- _Texto del ejercicio_:

= = =

Dado que la presidencia pro tempore de Unasur es ejercida por Uruguay durante el año 2015, el organismo electoral de ese país es la entidad que dirige actualmente el llamado “Consejo Electoral de Unasur”. La Corte Electoral uruguaya, en resolución aprobada por unanimidad de sus miembros y remitida a los doce gobiernos suramericanos, señaló que “si no es posible conformar la misión en tiempo y forma, se considera que no debe realizarse” y así “preservar la trayectoria construida a favor del ejercicio democrático en la región”.

La Corte Electoral de Uruguay está conformada por representantes de todos los grandes partidos uruguayos, en su directiva y en el cuerpo de siete ministros existe una clara mayoría de miembros del Frente Amplio, la coalición de izquierda gobernante en Uruguay que ha sido hasta ahora una aliada política del chavismo. De esta forma, la izquierda uruguaya se suma a las críticas que las autoridades electorales brasileñas habían emitido sobre el sistema electoral chavista.

La opinión de Uruguay delata la pérdida de la influencia política del chavismo entre sus aliados

La opinión uruguaya puso en evidencia la pérdida de influencia política del chavismo entre sus amigos suramericanos. También constituyó una derrota para Nicolás Maduro quien intentó que el Frente Amplio uruguayo, sin mayores exigencias, asumiera la conducción de la misión electoral de Unasur para desbancar a Brasil. Maduro envió a Montevideo al jefe chavista Elías Jaua, quien sostuvo encuentros los días 21 y 22 de octubre con el expresidente Pepe Mujica y con el Secretariado del Frente Amplio, al cual extendió el deseo de Maduro.

= = =

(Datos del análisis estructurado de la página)
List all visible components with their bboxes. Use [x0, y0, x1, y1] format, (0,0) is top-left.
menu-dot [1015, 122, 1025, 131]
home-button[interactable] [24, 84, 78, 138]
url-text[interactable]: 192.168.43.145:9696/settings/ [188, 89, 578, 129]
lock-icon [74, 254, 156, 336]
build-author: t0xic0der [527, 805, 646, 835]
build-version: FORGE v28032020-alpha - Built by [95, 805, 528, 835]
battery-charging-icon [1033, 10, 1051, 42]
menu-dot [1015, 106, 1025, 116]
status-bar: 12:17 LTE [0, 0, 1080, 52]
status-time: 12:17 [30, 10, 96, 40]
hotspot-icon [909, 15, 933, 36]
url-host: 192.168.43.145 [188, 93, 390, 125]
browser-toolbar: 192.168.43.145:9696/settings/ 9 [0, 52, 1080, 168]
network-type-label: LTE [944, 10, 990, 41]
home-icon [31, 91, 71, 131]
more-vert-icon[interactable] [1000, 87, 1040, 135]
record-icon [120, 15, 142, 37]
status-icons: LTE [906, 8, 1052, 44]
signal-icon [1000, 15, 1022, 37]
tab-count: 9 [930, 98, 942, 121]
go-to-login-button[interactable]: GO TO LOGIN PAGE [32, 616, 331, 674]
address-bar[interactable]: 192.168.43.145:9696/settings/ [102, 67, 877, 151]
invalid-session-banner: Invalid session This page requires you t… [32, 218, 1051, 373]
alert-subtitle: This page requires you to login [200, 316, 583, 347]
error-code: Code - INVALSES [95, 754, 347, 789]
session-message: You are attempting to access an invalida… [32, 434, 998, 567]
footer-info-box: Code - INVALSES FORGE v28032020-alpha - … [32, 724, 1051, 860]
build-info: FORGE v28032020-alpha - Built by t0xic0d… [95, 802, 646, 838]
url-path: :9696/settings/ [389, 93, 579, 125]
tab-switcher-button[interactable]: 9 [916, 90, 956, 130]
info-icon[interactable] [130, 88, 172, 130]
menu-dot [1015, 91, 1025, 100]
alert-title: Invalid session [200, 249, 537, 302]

= = =

- _Tarea_: En el texto sobre la misión electoral de Unasur, ¿con quiénes se reunió Elías Jaua en Montevideo los días 21 y 22 de octubre?

- _Respuesta escrita_: Con el expresidente Pepe Mujica y con el Secretariado del Frente Amplio.